What you should do.
Keep the pictures out and restate every record exactly.
══ Extracted data ══
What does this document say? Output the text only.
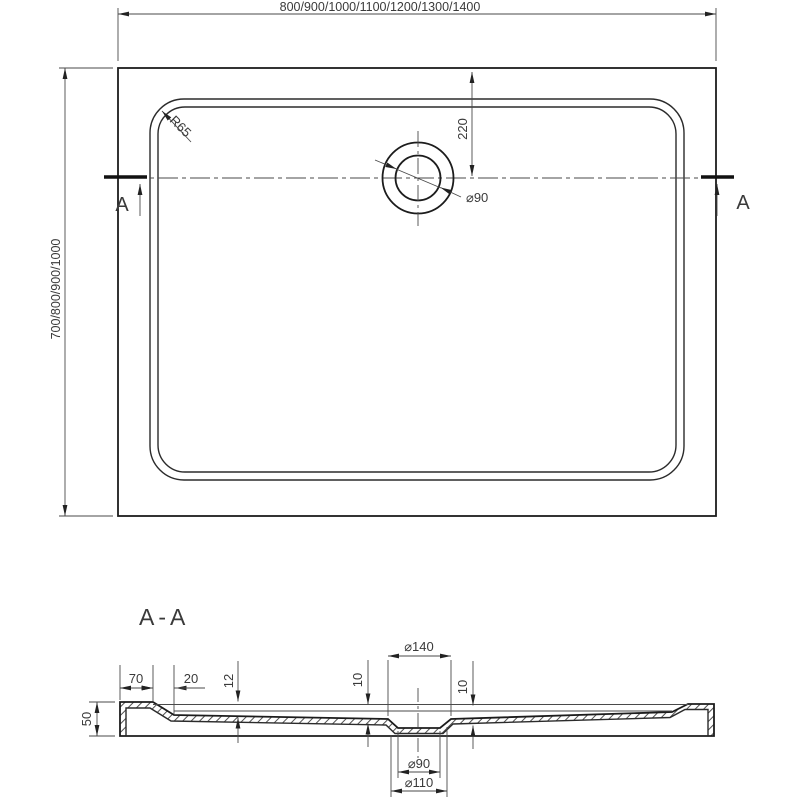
800/900/1000/1100/1200/1300/1400
700/800/900/1000
220
⌀90
R65
A	A
A-A
70	20
50
12	10	10
⌀140
⌀90
⌀110
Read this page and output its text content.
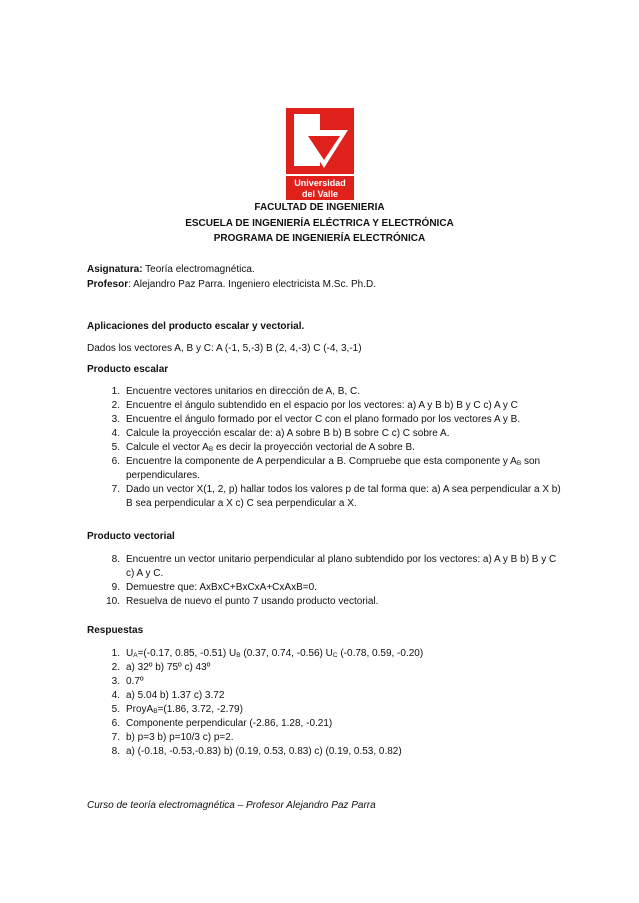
Universidad
del Valle
FACULTAD DE INGENIERIA
ESCUELA DE INGENIERÍA ELÉCTRICA Y ELECTRÓNICA
PROGRAMA DE INGENIERÍA ELECTRÓNICA
Asignatura: Teoría electromagnética.
Profesor: Alejandro Paz Parra. Ingeniero electricista M.Sc. Ph.D.
Aplicaciones del producto escalar y vectorial.
Dados los vectores A, B y C: A (-1, 5,-3) B (2, 4,-3) C (-4, 3,-1)
Producto escalar
1. Encuentre vectores unitarios en dirección de A, B, C.
2. Encuentre el ángulo subtendido en el espacio por los vectores: a) A y B b) B y C c) A y C
3. Encuentre el ángulo formado por el vector C con el plano formado por los vectores A y B.
4. Calcule la proyección escalar de: a) A sobre B b) B sobre C c) C sobre A.
5. Calcule el vector $A_B$ es decir la proyección vectorial de A sobre B.
6. Encuentre la componente de A perpendicular a B. Compruebe que esta componente y $A_B$ son perpendiculares.
7. Dado un vector X(1, 2, p) hallar todos los valores p de tal forma que: a) A sea perpendicular a X b) B sea perpendicular a X c) C sea perpendicular a X.
Producto vectorial
8. Encuentre un vector unitario perpendicular al plano subtendido por los vectores: a) A y B b) B y C c) A y C.
9. Demuestre que: AxBxC+BxCxA+CxAxB=0.
10. Resuelva de nuevo el punto 7 usando producto vectorial.
Respuestas
1. $U_A=(-0.17$, 0.85, -0.51) $U_B$ (0.37, 0.74, -0.56) $U_C$ (-0.78, 0.59, -0.20)
2. a) 32º b) 75º c) 43º
3. 0.7º
4. a) 5.04 b) 1.37 c) 3.72
5. ProyA$_B$=(1.86, 3.72, -2.79)
6. Componente perpendicular (-2.86, 1.28, -0.21)
7. b) p=3 b) p=10/3 c) p=2.
8. a) (-0.18, -0.53,-0.83) b) (0.19, 0.53, 0.83) c) (0.19, 0.53, 0.82)
Curso de teoría electromagnética – Profesor Alejandro Paz Parra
═══
Final answer.
What does this document say? Output the text only.
800/900/1000/1100/1200/1300/1400
700/800/900/1000
220
⌀90
R65
A	A
A-A
70	20
50
12	10	10
⌀140
⌀90
⌀110
Read this page and output its text content.
Universidad
del Valle
FACULTAD DE INGENIERIA
ESCUELA DE INGENIERÍA ELÉCTRICA Y ELECTRÓNICA
PROGRAMA DE INGENIERÍA ELECTRÓNICA
Asignatura: Teoría electromagnética.
Profesor: Alejandro Paz Parra. Ingeniero electricista M.Sc. Ph.D.
Aplicaciones del producto escalar y vectorial.
Dados los vectores A, B y C: A (-1, 5,-3) B (2, 4,-3) C (-4, 3,-1)
Producto escalar
1. Encuentre vectores unitarios en dirección de A, B, C.
2. Encuentre el ángulo subtendido en el espacio por los vectores: a) A y B b) B y C c) A y C
3. Encuentre el ángulo formado por el vector C con el plano formado por los vectores A y B.
4. Calcule la proyección escalar de: a) A sobre B b) B sobre C c) C sobre A.
5. Calcule el vector $A_B$ es decir la proyección vectorial de A sobre B.
6. Encuentre la componente de A perpendicular a B. Compruebe que esta componente y $A_B$ son perpendiculares.
7. Dado un vector X(1, 2, p) hallar todos los valores p de tal forma que: a) A sea perpendicular a X b) B sea perpendicular a X c) C sea perpendicular a X.
Producto vectorial
8. Encuentre un vector unitario perpendicular al plano subtendido por los vectores: a) A y B b) B y C c) A y C.
9. Demuestre que: AxBxC+BxCxA+CxAxB=0.
10. Resuelva de nuevo el punto 7 usando producto vectorial.
Respuestas
1. $U_A=(-0.17$, 0.85, -0.51) $U_B$ (0.37, 0.74, -0.56) $U_C$ (-0.78, 0.59, -0.20)
2. a) 32º b) 75º c) 43º
3. 0.7º
4. a) 5.04 b) 1.37 c) 3.72
5. ProyA$_B$=(1.86, 3.72, -2.79)
6. Componente perpendicular (-2.86, 1.28, -0.21)
7. b) p=3 b) p=10/3 c) p=2.
8. a) (-0.18, -0.53,-0.83) b) (0.19, 0.53, 0.83) c) (0.19, 0.53, 0.82)
Curso de teoría electromagnética – Profesor Alejandro Paz Parra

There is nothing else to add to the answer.